-- Begin Input rows --
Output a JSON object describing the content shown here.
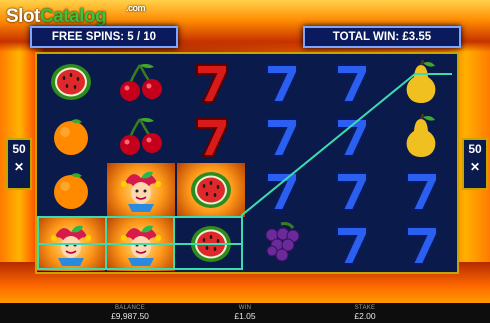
{
  "logo": {
    "part1": "Slot",
    "part2": "Catalog",
    "suffix": ".com"
  },
  "hud": {
    "free_spins": "FREE SPINS: 5 / 10",
    "total_win": "TOTAL WIN: £3.55"
  },
  "side_tags": {
    "left": "50\n✕",
    "right": "50\n✕",
    "left_num": "50",
    "left_x": "✕",
    "right_num": "50",
    "right_x": "✕"
  },
  "reels": [
    [
      "watermelon",
      "orange",
      "orange",
      "jester"
    ],
    [
      "cherry",
      "cherry",
      "jester",
      "jester"
    ],
    [
      "seven-red",
      "seven-red",
      "watermelon",
      "watermelon"
    ],
    [
      "seven-blue",
      "seven-blue",
      "seven-blue",
      "grapes"
    ],
    [
      "seven-blue",
      "seven-blue",
      "seven-blue",
      "seven-blue"
    ],
    [
      "pear",
      "pear",
      "seven-blue",
      "seven-blue"
    ]
  ],
  "colors": {
    "payline": "#3ddcb0",
    "frame": "#c8a400",
    "hud_bg": "#0a1a5c"
  },
  "bottom": {
    "balance_label": "BALANCE",
    "balance_value": "£9,987.50",
    "win_label": "WIN",
    "win_value": "£1.05",
    "stake_label": "STAKE",
    "stake_value": "£2.00"
  }
}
-- End Input rows --
## Exercise task
Reproduce the records verbatim, omitting all images they contain.

## Correct output
Output a JSON object describing the content shown here.
{
  "logo": {
    "part1": "Slot",
    "part2": "Catalog",
    "suffix": ".com"
  },
  "hud": {
    "free_spins": "FREE SPINS: 5 / 10",
    "total_win": "TOTAL WIN: £3.55"
  },
  "side_tags": {
    "left": "50\n✕",
    "right": "50\n✕",
    "left_num": "50",
    "left_x": "✕",
    "right_num": "50",
    "right_x": "✕"
  },
  "reels": [
    [
      "watermelon",
      "orange",
      "orange",
      "jester"
    ],
    [
      "cherry",
      "cherry",
      "jester",
      "jester"
    ],
    [
      "seven-red",
      "seven-red",
      "watermelon",
      "watermelon"
    ],
    [
      "seven-blue",
      "seven-blue",
      "seven-blue",
      "grapes"
    ],
    [
      "seven-blue",
      "seven-blue",
      "seven-blue",
      "seven-blue"
    ],
    [
      "pear",
      "pear",
      "seven-blue",
      "seven-blue"
    ]
  ],
  "colors": {
    "payline": "#3ddcb0",
    "frame": "#c8a400",
    "hud_bg": "#0a1a5c"
  },
  "bottom": {
    "balance_label": "BALANCE",
    "balance_value": "£9,987.50",
    "win_label": "WIN",
    "win_value": "£1.05",
    "stake_label": "STAKE",
    "stake_value": "£2.00"
  }
}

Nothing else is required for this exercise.